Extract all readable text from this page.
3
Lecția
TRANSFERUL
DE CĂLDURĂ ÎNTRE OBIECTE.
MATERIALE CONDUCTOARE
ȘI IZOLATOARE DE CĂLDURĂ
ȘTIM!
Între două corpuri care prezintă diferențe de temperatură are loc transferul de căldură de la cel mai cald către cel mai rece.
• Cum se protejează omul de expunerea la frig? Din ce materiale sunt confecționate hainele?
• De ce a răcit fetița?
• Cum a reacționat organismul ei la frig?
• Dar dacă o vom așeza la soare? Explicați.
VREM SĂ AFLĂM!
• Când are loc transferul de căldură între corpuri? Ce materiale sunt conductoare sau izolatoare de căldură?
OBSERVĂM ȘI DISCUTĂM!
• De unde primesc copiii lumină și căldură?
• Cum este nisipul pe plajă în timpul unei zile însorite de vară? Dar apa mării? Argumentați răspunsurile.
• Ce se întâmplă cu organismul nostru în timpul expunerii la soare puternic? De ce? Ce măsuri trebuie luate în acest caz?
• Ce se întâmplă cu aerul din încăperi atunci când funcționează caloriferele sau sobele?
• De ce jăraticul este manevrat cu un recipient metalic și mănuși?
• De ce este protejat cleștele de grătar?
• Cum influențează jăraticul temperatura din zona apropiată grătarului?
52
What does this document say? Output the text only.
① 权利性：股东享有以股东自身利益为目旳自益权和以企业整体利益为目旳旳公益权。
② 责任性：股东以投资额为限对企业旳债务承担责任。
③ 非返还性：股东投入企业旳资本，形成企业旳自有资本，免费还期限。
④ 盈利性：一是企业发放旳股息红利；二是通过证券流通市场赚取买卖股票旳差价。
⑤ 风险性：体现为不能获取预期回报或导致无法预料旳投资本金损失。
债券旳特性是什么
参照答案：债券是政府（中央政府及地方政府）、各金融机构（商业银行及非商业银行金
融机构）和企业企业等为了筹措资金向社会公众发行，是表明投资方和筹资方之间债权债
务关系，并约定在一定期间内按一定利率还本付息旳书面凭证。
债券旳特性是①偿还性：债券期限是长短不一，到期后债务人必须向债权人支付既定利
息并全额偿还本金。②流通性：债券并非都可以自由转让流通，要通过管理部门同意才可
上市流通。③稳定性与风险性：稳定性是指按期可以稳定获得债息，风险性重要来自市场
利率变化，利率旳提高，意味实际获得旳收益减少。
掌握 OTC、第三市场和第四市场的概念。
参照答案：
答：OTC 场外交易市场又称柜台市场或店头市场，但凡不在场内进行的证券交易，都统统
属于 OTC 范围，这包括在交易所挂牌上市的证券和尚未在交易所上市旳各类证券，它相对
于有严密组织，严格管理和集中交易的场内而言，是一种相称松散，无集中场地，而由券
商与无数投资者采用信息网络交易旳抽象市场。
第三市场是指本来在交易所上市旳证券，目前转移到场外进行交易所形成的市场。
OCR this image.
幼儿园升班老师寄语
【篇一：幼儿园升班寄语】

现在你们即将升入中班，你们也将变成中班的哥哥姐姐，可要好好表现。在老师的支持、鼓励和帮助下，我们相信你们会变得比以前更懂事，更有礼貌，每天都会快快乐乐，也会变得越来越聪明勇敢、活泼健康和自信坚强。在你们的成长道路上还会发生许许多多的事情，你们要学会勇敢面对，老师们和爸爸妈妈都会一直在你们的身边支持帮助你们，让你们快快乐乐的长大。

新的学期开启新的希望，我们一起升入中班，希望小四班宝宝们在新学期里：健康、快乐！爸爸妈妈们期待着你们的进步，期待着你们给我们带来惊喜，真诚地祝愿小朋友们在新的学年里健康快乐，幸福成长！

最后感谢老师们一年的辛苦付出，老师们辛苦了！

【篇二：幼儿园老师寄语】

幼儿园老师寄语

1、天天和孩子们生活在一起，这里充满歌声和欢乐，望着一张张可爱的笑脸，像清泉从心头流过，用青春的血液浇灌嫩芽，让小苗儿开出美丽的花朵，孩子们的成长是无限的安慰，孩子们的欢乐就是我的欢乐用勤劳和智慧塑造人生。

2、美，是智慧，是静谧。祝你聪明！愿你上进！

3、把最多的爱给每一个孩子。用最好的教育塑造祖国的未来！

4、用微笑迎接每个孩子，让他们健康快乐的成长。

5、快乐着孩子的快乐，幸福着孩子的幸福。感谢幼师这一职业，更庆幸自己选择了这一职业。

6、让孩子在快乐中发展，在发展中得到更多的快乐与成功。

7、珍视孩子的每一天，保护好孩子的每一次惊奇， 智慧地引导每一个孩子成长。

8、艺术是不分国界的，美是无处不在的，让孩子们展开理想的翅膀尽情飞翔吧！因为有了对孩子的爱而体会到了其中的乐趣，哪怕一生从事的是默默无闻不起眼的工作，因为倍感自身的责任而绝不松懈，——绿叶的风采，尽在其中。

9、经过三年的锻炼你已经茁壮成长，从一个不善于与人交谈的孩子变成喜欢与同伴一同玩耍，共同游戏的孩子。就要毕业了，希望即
######
In the records above, locate every line with the string "este" and copy it.

• Cum este nisipul pe plajă în timpul unei zile însorite de vară? Dar apa mării? Argumentați răspunsurile.
• De ce jăraticul este manevrat cu un recipient metalic și mănuși?
• De ce este protejat cleștele de grătar?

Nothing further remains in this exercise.